### Provided material

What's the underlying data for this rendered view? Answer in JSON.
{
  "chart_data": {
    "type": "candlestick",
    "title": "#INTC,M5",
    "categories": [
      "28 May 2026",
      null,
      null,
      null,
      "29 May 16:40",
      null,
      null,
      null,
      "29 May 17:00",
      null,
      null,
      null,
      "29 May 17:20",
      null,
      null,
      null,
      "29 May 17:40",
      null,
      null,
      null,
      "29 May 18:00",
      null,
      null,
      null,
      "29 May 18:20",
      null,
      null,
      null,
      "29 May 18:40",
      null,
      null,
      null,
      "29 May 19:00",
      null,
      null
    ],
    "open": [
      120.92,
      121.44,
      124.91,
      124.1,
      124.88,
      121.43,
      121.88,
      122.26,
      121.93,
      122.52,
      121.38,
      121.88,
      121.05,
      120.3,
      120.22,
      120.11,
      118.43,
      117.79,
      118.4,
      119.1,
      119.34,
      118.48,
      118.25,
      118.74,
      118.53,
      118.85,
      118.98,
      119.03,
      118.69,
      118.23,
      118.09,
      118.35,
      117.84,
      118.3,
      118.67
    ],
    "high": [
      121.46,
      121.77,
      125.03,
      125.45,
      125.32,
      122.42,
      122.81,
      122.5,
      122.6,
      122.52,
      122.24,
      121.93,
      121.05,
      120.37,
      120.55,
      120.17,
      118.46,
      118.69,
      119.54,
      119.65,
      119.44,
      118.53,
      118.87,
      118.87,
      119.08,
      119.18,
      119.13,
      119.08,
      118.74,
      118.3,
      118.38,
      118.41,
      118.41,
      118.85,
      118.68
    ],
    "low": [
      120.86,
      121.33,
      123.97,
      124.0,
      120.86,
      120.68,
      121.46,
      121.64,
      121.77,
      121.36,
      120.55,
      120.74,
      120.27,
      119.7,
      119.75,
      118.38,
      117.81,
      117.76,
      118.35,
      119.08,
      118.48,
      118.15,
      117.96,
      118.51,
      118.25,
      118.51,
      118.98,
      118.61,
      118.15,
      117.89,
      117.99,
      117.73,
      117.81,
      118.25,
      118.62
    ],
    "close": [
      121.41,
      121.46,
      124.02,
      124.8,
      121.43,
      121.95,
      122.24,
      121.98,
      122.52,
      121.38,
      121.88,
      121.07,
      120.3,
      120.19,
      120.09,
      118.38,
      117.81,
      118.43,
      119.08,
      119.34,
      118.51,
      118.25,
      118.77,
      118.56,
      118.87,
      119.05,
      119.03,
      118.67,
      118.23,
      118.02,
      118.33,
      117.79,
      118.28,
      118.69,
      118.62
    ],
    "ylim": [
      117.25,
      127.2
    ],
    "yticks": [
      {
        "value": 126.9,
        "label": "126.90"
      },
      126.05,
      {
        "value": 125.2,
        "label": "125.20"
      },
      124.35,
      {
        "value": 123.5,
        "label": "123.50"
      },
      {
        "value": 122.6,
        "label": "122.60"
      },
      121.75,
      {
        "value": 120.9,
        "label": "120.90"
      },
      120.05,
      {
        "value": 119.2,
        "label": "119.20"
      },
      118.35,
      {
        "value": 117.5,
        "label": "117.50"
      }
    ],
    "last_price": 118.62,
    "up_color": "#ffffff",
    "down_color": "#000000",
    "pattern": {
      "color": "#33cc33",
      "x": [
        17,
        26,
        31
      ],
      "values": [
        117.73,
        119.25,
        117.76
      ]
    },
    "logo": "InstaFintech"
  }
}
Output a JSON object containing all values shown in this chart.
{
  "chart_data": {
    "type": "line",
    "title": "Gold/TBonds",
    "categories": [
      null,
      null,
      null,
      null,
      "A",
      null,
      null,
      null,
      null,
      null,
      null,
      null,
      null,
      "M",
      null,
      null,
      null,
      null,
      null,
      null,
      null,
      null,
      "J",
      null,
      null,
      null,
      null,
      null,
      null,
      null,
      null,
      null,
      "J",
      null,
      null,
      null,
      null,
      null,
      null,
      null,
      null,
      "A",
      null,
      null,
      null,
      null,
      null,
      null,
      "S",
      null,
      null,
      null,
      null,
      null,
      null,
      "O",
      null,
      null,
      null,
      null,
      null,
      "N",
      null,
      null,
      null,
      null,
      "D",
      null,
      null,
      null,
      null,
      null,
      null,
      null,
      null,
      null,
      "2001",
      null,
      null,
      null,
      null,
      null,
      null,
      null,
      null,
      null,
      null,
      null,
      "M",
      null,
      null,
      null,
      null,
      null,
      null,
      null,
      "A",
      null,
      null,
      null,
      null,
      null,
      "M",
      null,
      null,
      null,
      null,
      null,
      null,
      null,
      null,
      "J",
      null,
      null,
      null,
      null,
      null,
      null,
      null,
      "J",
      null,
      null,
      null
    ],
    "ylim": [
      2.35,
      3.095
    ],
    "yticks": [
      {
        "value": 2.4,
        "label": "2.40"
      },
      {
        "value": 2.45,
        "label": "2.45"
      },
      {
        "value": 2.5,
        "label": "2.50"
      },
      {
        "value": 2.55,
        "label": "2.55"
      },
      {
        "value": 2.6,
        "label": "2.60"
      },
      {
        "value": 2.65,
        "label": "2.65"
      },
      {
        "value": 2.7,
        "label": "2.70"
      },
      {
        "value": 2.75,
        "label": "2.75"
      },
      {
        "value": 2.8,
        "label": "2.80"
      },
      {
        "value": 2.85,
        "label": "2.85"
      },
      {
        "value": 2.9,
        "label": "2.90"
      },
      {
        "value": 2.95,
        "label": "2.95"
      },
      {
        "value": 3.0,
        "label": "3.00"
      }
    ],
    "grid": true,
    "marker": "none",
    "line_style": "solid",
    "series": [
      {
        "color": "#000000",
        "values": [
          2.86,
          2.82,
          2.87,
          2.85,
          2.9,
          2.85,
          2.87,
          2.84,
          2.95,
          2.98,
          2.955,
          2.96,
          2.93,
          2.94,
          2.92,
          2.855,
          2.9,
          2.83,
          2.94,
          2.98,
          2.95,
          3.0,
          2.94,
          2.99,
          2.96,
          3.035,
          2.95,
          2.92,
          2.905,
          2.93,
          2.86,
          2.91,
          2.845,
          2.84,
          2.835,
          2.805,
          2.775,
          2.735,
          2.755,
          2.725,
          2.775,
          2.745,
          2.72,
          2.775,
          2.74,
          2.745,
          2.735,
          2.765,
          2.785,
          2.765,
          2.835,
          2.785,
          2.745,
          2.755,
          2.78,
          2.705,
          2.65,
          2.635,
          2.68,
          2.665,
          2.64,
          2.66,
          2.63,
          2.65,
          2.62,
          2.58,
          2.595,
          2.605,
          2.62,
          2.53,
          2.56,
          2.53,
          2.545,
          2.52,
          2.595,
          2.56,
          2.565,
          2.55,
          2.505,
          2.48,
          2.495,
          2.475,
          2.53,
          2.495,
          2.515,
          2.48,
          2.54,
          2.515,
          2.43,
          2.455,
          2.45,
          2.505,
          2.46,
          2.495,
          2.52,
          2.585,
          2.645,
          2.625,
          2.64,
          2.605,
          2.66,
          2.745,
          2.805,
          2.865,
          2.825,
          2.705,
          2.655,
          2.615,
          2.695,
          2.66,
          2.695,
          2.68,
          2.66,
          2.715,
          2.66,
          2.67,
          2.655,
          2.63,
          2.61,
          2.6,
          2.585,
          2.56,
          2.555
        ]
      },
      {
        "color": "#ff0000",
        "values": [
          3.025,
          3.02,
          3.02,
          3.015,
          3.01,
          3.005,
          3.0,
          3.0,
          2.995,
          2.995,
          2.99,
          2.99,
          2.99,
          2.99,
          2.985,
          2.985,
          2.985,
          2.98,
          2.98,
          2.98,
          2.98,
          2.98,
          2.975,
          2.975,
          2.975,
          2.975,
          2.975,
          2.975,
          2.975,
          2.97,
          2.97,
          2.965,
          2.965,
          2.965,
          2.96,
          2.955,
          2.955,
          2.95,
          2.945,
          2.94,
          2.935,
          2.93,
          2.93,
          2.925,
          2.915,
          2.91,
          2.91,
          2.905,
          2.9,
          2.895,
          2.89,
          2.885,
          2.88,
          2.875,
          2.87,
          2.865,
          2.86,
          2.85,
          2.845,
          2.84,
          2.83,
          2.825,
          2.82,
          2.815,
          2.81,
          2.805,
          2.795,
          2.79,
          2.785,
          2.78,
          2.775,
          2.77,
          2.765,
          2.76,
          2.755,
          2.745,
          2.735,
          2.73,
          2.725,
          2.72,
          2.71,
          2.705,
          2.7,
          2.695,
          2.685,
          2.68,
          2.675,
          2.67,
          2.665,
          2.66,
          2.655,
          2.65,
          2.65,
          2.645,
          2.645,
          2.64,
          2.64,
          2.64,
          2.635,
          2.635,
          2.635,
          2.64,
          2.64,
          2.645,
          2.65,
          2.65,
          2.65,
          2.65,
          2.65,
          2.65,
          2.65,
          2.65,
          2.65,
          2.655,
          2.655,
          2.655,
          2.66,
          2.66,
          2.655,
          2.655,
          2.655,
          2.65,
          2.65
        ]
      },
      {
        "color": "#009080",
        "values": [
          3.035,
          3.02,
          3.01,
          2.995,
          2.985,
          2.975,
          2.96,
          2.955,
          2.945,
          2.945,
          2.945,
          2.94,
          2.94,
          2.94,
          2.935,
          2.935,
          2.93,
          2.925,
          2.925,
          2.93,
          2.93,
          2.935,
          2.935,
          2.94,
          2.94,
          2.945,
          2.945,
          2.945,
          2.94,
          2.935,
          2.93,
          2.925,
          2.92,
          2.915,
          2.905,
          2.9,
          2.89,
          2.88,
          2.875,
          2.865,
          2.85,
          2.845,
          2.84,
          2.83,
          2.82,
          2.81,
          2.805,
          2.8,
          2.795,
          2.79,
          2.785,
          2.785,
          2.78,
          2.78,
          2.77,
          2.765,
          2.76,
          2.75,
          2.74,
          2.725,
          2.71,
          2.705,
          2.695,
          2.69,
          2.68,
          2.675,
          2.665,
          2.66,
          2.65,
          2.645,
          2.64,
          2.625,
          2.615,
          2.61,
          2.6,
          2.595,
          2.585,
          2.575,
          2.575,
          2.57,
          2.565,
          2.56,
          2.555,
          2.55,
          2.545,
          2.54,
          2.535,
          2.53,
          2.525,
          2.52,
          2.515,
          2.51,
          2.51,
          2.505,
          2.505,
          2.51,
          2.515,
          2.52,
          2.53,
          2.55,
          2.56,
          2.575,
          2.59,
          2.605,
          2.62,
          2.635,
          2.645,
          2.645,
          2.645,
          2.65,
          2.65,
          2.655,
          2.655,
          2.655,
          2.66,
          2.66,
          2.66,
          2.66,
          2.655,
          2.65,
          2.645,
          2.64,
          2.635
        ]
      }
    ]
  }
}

### Brief
Find every line in the records above that contains the word "JSON", and copy each one.

### Problem solution
What's the underlying data for this rendered view? Answer in JSON.
Output a JSON object containing all values shown in this chart.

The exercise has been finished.